### DIRECTIONS FOR THIS TASK
Copy out all the lines where "image" shows up.

### RECORDS FOR THIS TASK
==*==
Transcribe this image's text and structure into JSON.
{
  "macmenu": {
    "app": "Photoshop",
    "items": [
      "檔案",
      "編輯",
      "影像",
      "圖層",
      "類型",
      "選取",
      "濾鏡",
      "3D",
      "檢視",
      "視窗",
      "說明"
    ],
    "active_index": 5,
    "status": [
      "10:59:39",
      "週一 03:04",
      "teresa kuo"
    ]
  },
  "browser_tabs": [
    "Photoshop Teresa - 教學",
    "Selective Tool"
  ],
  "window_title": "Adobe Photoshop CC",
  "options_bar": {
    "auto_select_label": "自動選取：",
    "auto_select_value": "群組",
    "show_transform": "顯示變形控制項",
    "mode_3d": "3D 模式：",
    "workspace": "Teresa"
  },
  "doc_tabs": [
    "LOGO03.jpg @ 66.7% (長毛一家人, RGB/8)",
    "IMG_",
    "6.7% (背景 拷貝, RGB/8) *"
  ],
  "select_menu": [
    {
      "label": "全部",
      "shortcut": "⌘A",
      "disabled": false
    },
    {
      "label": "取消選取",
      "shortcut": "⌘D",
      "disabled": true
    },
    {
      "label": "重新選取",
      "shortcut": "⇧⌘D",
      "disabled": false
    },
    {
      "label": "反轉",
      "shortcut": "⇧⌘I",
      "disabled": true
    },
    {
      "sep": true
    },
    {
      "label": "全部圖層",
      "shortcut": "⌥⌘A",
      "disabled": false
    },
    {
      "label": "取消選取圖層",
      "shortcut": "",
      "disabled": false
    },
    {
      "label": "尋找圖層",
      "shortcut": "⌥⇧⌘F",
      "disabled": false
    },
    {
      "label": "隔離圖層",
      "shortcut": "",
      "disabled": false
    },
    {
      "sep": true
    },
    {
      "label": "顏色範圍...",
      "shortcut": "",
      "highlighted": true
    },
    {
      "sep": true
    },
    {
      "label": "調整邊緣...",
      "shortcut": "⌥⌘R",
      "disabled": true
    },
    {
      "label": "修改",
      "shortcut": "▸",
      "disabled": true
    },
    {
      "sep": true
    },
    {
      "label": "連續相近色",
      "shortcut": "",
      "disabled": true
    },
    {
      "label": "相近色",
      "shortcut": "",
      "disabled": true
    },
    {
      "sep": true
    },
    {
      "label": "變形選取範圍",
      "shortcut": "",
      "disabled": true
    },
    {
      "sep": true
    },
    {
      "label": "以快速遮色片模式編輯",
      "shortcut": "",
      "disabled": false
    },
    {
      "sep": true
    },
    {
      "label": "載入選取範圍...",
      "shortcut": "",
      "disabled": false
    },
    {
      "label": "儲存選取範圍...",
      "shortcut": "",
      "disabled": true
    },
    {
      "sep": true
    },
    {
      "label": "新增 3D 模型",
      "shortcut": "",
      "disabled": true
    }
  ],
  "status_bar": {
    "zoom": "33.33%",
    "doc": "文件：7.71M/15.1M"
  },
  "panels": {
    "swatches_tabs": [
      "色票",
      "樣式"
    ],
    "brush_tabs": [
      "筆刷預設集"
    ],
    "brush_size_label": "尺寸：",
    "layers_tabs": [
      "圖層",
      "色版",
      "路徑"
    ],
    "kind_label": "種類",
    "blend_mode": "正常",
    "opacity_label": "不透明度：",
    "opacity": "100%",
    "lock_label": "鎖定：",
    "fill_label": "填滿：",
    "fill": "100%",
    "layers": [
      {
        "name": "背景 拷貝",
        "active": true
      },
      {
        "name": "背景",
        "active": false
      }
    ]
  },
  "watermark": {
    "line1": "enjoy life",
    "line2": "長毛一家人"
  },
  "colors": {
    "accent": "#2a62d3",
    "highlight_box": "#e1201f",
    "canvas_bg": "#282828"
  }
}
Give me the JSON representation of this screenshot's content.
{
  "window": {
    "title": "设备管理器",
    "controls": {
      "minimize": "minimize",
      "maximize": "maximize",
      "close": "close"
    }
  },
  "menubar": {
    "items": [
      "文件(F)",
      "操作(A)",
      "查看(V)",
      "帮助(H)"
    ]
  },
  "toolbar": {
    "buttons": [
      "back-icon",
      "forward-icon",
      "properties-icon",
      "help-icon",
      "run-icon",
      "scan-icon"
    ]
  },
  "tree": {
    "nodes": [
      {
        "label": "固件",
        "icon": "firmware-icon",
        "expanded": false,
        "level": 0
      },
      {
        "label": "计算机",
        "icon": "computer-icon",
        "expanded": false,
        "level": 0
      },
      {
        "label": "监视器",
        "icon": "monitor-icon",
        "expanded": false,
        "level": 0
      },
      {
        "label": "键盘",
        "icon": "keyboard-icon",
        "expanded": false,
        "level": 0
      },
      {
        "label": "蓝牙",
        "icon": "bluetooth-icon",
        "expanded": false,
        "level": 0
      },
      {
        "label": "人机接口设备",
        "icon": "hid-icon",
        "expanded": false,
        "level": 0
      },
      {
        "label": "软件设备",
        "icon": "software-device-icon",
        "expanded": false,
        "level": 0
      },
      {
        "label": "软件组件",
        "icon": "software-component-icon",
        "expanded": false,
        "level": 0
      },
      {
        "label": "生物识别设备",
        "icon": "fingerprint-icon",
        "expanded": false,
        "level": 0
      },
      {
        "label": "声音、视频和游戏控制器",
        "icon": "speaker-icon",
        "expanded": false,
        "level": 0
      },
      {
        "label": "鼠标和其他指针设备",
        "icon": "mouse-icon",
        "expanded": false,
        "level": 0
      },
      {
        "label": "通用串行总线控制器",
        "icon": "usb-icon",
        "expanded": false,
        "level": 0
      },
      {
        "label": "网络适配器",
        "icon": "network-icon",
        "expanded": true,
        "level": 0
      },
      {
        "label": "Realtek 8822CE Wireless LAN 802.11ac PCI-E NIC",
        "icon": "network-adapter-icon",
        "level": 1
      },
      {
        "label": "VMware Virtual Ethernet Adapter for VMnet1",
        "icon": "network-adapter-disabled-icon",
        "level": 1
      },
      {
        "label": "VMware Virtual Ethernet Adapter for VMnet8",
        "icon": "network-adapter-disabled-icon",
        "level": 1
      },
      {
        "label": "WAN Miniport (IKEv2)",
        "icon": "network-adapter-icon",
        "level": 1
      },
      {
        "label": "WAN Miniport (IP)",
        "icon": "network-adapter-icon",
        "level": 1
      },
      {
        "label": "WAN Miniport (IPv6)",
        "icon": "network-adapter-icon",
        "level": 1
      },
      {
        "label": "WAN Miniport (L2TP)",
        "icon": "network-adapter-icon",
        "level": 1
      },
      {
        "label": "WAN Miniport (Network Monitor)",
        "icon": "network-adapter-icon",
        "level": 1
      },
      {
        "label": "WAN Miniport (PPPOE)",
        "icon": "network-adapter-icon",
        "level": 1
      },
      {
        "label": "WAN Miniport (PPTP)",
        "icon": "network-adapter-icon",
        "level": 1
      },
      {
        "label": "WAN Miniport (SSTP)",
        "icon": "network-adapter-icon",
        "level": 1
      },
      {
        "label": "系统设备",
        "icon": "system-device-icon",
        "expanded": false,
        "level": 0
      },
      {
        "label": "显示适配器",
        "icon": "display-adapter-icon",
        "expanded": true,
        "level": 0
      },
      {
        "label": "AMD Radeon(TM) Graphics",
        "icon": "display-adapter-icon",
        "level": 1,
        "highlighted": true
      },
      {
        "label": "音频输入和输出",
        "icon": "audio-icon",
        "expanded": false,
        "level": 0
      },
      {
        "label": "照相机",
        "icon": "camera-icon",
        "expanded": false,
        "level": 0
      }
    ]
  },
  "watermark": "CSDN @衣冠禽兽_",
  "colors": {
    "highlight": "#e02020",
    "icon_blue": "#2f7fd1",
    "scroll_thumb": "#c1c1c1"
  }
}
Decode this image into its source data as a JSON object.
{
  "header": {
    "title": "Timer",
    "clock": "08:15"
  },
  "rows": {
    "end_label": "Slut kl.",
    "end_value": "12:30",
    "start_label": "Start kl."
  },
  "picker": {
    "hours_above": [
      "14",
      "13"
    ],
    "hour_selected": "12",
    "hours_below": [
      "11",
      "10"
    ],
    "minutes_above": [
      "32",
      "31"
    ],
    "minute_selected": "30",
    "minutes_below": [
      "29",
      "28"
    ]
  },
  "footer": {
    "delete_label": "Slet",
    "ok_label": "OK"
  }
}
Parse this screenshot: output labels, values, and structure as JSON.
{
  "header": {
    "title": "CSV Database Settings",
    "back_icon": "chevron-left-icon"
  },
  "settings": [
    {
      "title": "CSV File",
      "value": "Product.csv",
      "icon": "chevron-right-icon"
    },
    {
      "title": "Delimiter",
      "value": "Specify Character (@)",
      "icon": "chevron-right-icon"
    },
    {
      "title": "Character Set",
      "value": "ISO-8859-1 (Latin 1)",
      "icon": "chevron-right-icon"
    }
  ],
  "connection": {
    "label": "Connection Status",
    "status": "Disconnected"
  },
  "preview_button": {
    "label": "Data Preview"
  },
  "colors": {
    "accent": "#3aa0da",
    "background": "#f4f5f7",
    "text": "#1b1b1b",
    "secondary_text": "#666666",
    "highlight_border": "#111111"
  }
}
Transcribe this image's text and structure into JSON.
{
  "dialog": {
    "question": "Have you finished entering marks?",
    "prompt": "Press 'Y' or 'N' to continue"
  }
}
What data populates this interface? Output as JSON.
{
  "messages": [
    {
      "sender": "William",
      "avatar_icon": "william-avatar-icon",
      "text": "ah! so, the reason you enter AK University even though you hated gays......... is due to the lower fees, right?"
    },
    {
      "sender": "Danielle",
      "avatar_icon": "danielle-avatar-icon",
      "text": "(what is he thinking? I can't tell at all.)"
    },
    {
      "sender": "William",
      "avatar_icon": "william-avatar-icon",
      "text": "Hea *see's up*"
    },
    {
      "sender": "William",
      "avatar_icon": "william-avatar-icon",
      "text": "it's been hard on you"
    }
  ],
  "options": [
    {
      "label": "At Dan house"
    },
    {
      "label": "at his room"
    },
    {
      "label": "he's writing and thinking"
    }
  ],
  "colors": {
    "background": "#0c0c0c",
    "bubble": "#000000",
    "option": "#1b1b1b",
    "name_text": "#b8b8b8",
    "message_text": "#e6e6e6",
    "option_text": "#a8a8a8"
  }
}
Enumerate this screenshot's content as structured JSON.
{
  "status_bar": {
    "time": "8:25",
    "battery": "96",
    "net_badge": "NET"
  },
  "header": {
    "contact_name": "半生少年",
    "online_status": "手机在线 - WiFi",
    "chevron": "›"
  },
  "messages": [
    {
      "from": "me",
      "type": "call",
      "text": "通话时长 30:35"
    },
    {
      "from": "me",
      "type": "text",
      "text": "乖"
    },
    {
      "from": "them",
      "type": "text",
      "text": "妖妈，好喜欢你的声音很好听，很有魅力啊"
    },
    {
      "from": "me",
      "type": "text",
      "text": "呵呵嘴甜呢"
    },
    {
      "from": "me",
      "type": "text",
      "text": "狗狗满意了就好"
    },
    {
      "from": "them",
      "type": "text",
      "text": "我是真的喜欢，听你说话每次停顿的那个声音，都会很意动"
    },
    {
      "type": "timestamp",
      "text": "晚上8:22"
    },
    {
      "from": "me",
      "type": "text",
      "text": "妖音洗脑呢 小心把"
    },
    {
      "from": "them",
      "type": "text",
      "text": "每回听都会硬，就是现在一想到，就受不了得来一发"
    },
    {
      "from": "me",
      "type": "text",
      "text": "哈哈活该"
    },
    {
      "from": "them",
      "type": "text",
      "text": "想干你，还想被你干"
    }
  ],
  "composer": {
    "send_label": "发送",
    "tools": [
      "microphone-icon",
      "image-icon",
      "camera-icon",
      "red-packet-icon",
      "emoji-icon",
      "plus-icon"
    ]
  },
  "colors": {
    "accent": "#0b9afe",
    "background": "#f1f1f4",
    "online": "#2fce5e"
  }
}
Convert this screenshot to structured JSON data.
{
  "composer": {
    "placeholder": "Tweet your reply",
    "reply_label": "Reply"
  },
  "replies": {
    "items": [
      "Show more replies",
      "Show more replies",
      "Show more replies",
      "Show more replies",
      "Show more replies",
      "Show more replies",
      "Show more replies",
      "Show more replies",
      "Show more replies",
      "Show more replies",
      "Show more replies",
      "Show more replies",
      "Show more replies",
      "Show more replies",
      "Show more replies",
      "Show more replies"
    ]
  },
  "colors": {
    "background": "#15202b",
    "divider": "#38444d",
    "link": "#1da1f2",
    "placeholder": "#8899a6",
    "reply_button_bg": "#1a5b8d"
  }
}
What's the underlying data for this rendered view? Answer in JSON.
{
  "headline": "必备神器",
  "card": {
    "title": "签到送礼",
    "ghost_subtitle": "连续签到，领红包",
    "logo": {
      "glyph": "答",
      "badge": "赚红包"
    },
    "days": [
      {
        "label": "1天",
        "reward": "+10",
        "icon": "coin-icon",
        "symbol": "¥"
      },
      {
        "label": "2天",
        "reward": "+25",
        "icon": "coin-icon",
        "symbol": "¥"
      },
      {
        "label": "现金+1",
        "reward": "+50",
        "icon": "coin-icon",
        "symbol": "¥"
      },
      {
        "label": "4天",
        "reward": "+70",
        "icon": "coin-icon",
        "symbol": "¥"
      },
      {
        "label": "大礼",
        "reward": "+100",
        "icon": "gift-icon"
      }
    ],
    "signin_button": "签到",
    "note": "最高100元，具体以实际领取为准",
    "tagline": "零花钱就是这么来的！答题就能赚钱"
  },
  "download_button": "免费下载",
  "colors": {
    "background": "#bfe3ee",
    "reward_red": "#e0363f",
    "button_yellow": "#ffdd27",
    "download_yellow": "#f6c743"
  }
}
==*==
### EXPECTED OUTPUT
Transcribe this image's text and structure into JSON.
Decode this image into its source data as a JSON object.
Transcribe this image's text and structure into JSON.
      "image-icon",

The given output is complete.